> _What you have to do_
Single out the lines that include the word "underlying". Copy them.

▼

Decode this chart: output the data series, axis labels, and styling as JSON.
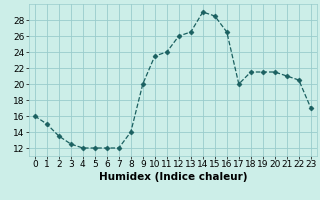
{
  "x": [
    0,
    1,
    2,
    3,
    4,
    5,
    6,
    7,
    8,
    9,
    10,
    11,
    12,
    13,
    14,
    15,
    16,
    17,
    18,
    19,
    20,
    21,
    22,
    23
  ],
  "y": [
    16,
    15,
    13.5,
    12.5,
    12,
    12,
    12,
    12,
    14,
    20,
    23.5,
    24,
    26,
    26.5,
    29,
    28.5,
    26.5,
    20,
    21.5,
    21.5,
    21.5,
    21,
    20.5,
    17
  ],
  "line_color": "#1a6060",
  "marker": "D",
  "marker_size": 2.5,
  "bg_color": "#cceee8",
  "grid_color": "#99cccc",
  "xlabel": "Humidex (Indice chaleur)",
  "ylim": [
    11,
    30
  ],
  "xlim": [
    -0.5,
    23.5
  ],
  "yticks": [
    12,
    14,
    16,
    18,
    20,
    22,
    24,
    26,
    28
  ],
  "xticks": [
    0,
    1,
    2,
    3,
    4,
    5,
    6,
    7,
    8,
    9,
    10,
    11,
    12,
    13,
    14,
    15,
    16,
    17,
    18,
    19,
    20,
    21,
    22,
    23
  ],
  "xlabel_fontsize": 7.5,
  "tick_fontsize": 6.5
}
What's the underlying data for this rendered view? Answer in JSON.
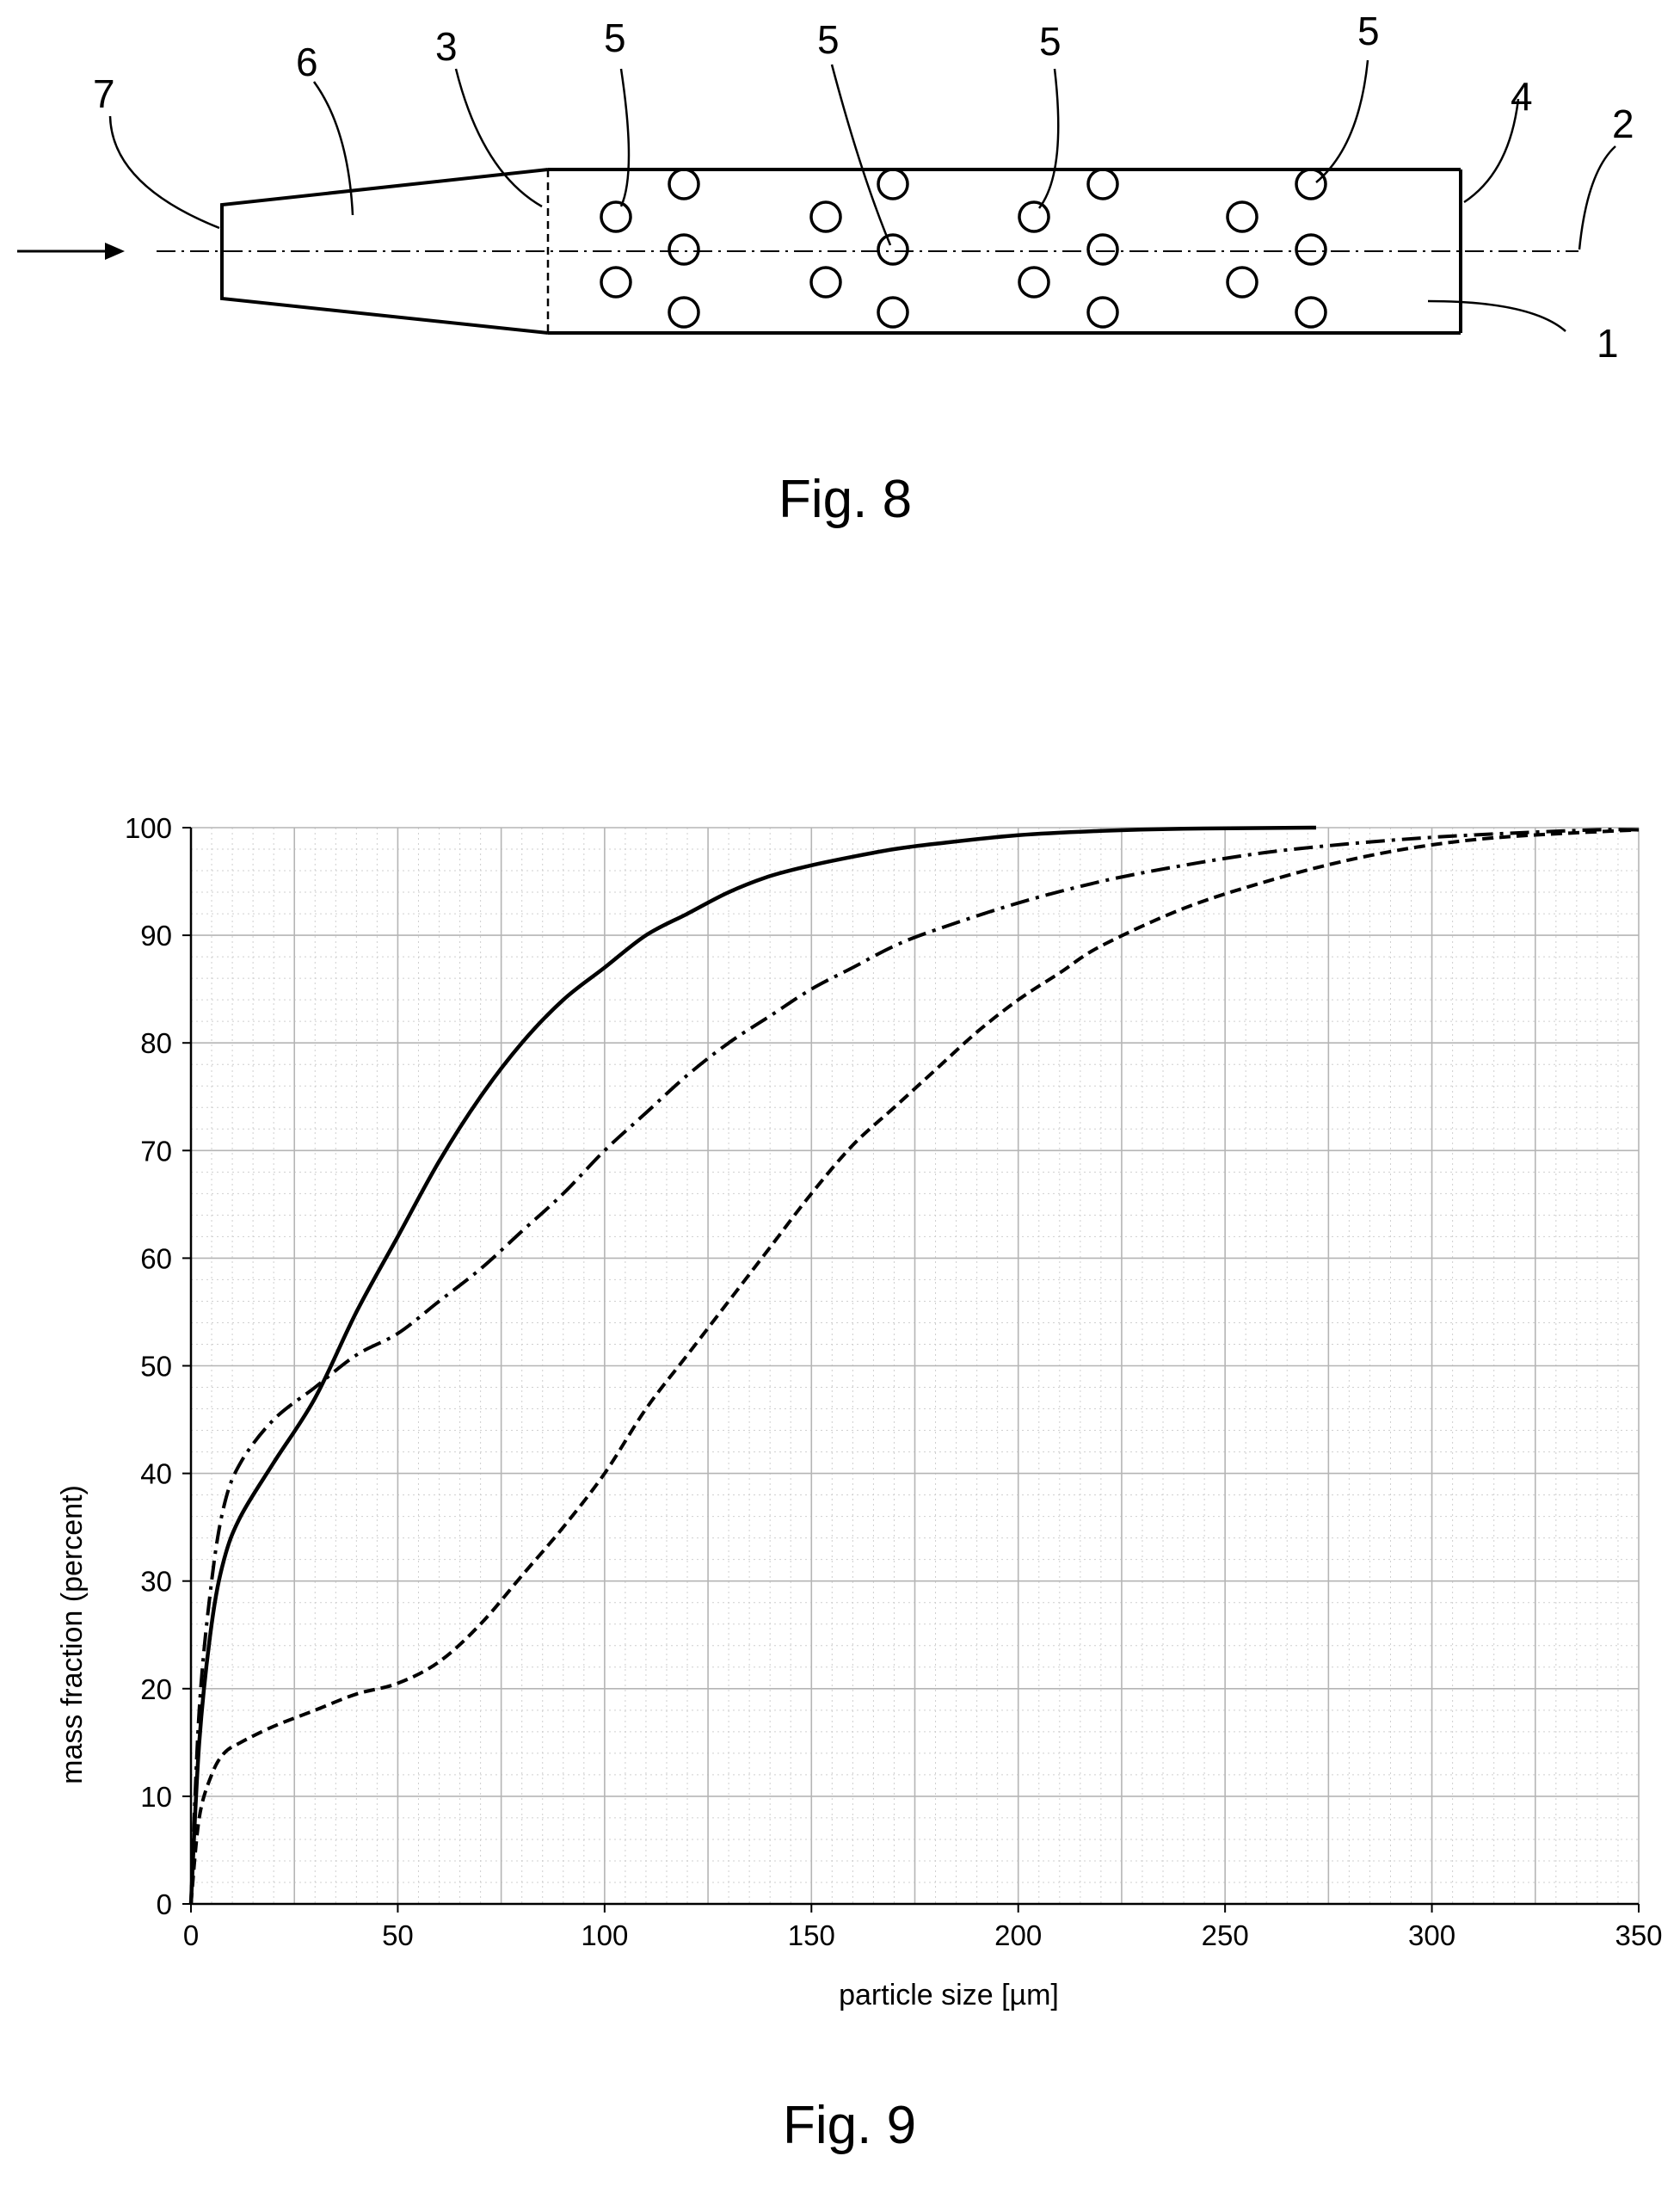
{
  "figure8": {
    "caption": "Fig. 8",
    "reference_numerals": {
      "n1": "1",
      "n2": "2",
      "n3": "3",
      "n4": "4",
      "n5a": "5",
      "n5b": "5",
      "n5c": "5",
      "n5d": "5",
      "n6": "6",
      "n7": "7"
    }
  },
  "figure9": {
    "caption": "Fig. 9"
  },
  "chart_data": {
    "type": "line",
    "title": "",
    "xlabel": "particle size [µm]",
    "ylabel": "mass fraction (percent)",
    "xlim": [
      0,
      350
    ],
    "ylim": [
      0,
      100
    ],
    "xticks": [
      "0",
      "50",
      "100",
      "150",
      "200",
      "250",
      "300",
      "350"
    ],
    "yticks": [
      "0",
      "10",
      "20",
      "30",
      "40",
      "50",
      "60",
      "70",
      "80",
      "90",
      "100"
    ],
    "grid": true,
    "legend": "none",
    "series": [
      {
        "style": "solid",
        "x": [
          0,
          2,
          5,
          8,
          12,
          20,
          30,
          40,
          50,
          60,
          70,
          80,
          90,
          100,
          110,
          120,
          130,
          140,
          150,
          160,
          170,
          180,
          200,
          220,
          240,
          272
        ],
        "y": [
          0,
          15,
          26,
          32,
          36,
          41,
          47,
          55,
          62,
          69,
          75,
          80,
          84,
          87,
          90,
          92,
          94,
          95.5,
          96.5,
          97.3,
          98,
          98.5,
          99.3,
          99.7,
          99.9,
          100
        ]
      },
      {
        "style": "dash-dot",
        "x": [
          0,
          2,
          5,
          8,
          12,
          20,
          30,
          40,
          50,
          60,
          70,
          80,
          90,
          100,
          110,
          120,
          130,
          140,
          150,
          160,
          170,
          180,
          200,
          220,
          240,
          260,
          280,
          300,
          320,
          340,
          350
        ],
        "y": [
          0,
          18,
          30,
          37,
          41,
          45,
          48,
          51,
          53,
          56,
          59,
          62.5,
          66,
          70,
          73.5,
          77,
          80,
          82.5,
          85,
          87,
          89,
          90.5,
          93,
          95,
          96.5,
          97.7,
          98.5,
          99.1,
          99.5,
          99.8,
          99.8
        ]
      },
      {
        "style": "dashed",
        "x": [
          0,
          2,
          5,
          8,
          12,
          20,
          30,
          40,
          50,
          60,
          70,
          80,
          90,
          100,
          110,
          120,
          130,
          140,
          150,
          160,
          170,
          180,
          190,
          200,
          210,
          220,
          240,
          260,
          280,
          300,
          320,
          350
        ],
        "y": [
          0,
          8,
          12,
          14,
          15,
          16.5,
          18,
          19.5,
          20.5,
          22.5,
          26,
          30.5,
          35,
          40,
          46,
          51,
          56,
          61,
          66,
          70.5,
          74,
          77.5,
          81,
          84,
          86.5,
          89,
          92.5,
          95,
          97,
          98.4,
          99.2,
          99.8
        ]
      }
    ]
  }
}
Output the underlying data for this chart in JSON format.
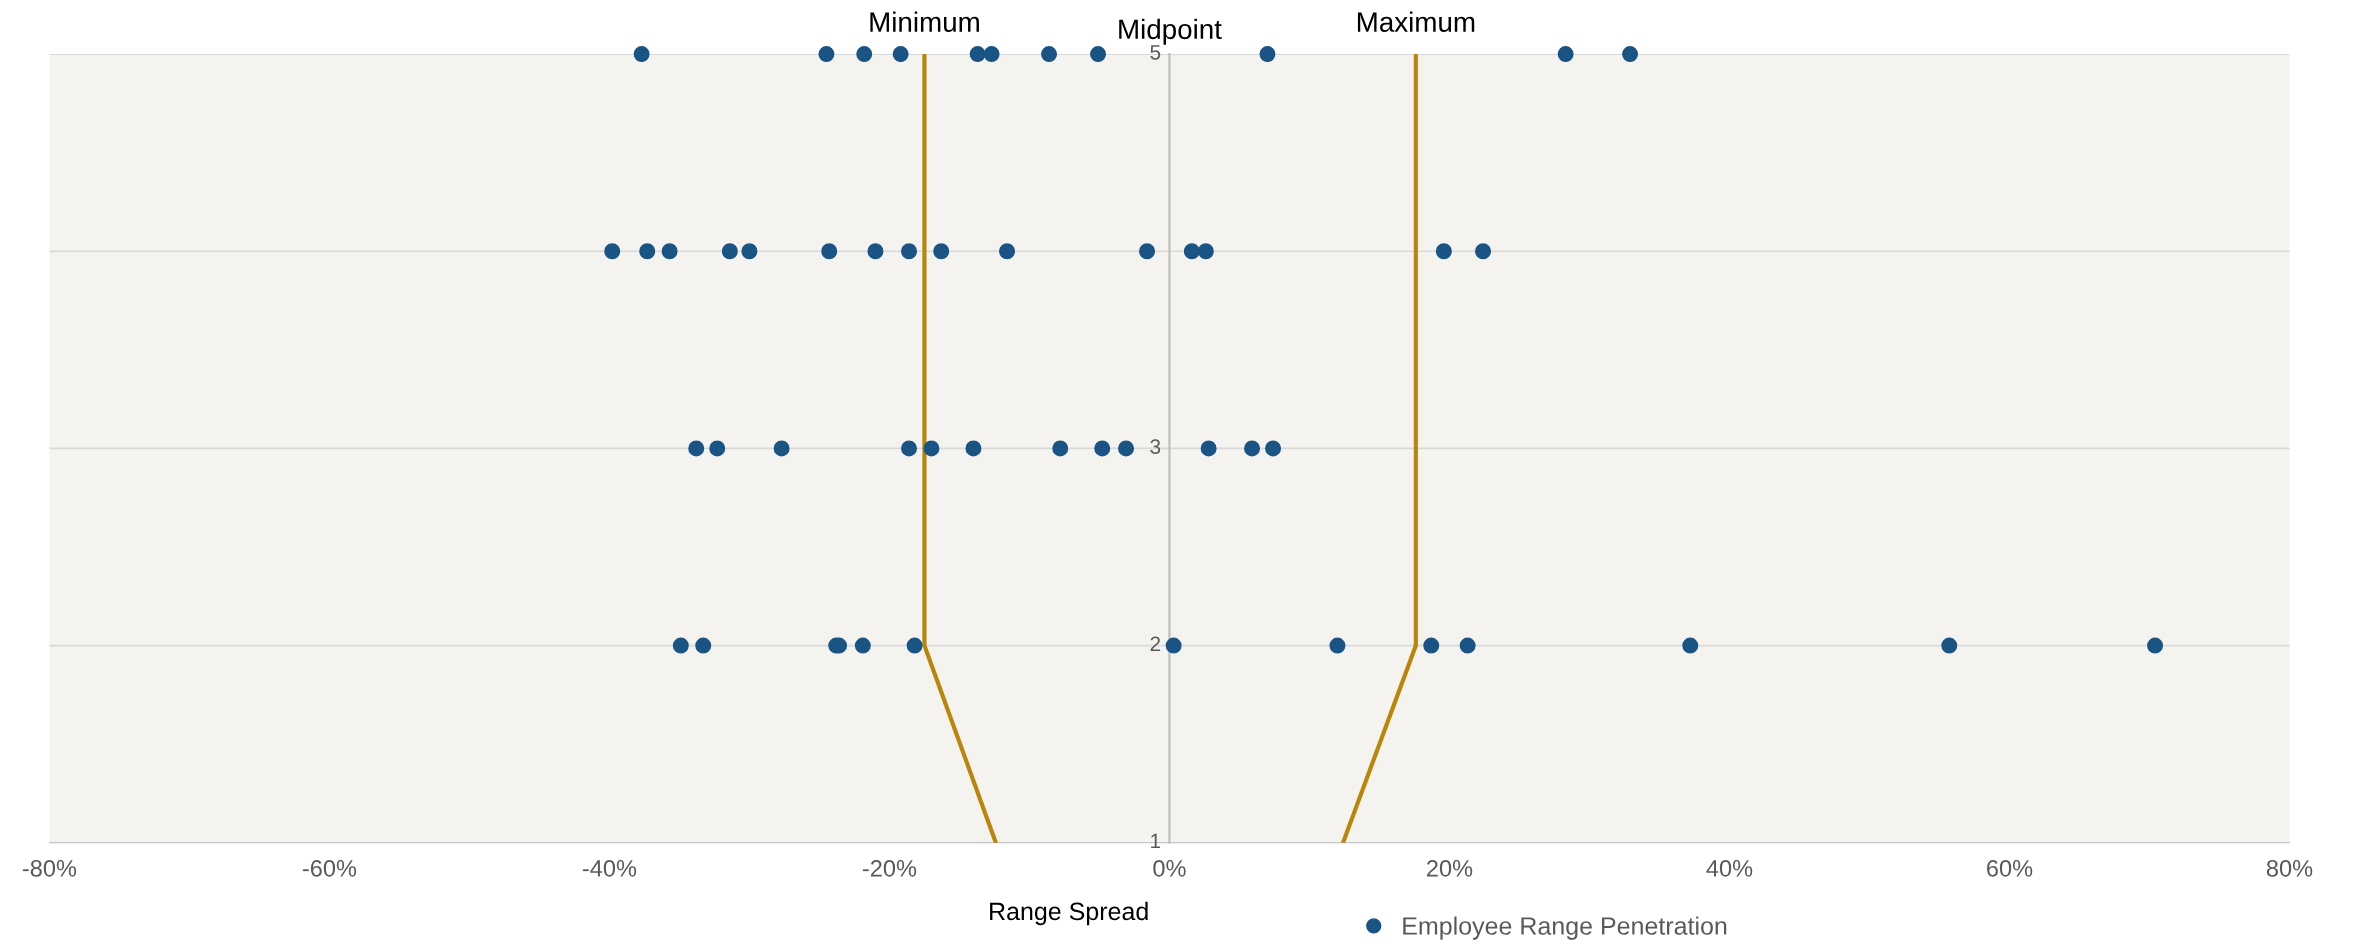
{
  "chart_data": {
    "type": "scatter",
    "xlabel": "Range Spread",
    "legend": "bottom",
    "grid": "y",
    "marker": "circle",
    "xlim": [
      -80,
      80
    ],
    "xticks": [
      {
        "value": -80,
        "label": "-80%"
      },
      {
        "value": -60,
        "label": "-60%"
      },
      {
        "value": -40,
        "label": "-40%"
      },
      {
        "value": -20,
        "label": "-20%"
      },
      {
        "value": 0,
        "label": "0%"
      },
      {
        "value": 20,
        "label": "20%"
      },
      {
        "value": 40,
        "label": "40%"
      },
      {
        "value": 60,
        "label": "60%"
      },
      {
        "value": 80,
        "label": "80%"
      }
    ],
    "ylim": [
      1,
      5
    ],
    "yticks": [
      1,
      2,
      3,
      {
        "value": 4,
        "label": null
      },
      5
    ],
    "ylabel": "Midpoint",
    "series": [
      {
        "name": "Employee Range Penetration",
        "color": "#1a5484",
        "x": [
          -37.7,
          -24.5,
          -21.8,
          -19.2,
          -13.7,
          -12.7,
          -8.6,
          -5.1,
          7.0,
          28.3,
          32.9,
          -39.8,
          -37.3,
          -35.7,
          -31.4,
          -30.0,
          -24.3,
          -21.0,
          -18.6,
          -16.3,
          -11.6,
          -1.6,
          1.6,
          2.6,
          19.6,
          22.4,
          -33.8,
          -32.3,
          -27.7,
          -18.6,
          -17.0,
          -14.0,
          -7.8,
          -4.8,
          -3.1,
          2.8,
          5.9,
          7.4,
          -34.9,
          -33.3,
          -23.8,
          -23.6,
          -21.9,
          -18.2,
          0.3,
          12.0,
          18.7,
          21.3,
          37.2,
          55.7,
          70.4
        ],
        "values": [
          5,
          5,
          5,
          5,
          5,
          5,
          5,
          5,
          5,
          5,
          5,
          4,
          4,
          4,
          4,
          4,
          4,
          4,
          4,
          4,
          4,
          4,
          4,
          4,
          4,
          4,
          3,
          3,
          3,
          3,
          3,
          3,
          3,
          3,
          3,
          3,
          3,
          3,
          2,
          2,
          2,
          2,
          2,
          2,
          2,
          2,
          2,
          2,
          2,
          2,
          2
        ]
      },
      {
        "name": "Minimum",
        "type": "line",
        "marker": "none",
        "color": "#b8860b",
        "x": [
          -12.4,
          -17.5,
          -17.5,
          -17.5,
          -17.5
        ],
        "values": [
          1,
          2,
          3,
          4,
          5
        ]
      },
      {
        "name": "Maximum",
        "type": "line",
        "marker": "none",
        "color": "#b8860b",
        "x": [
          12.4,
          17.6,
          17.6,
          17.6,
          17.6
        ],
        "values": [
          1,
          2,
          3,
          4,
          5
        ]
      }
    ]
  }
}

▲

> _Answer for the task_
What's the underlying data for this rendered view? Answer in JSON.
Output the underlying data for this chart in JSON format.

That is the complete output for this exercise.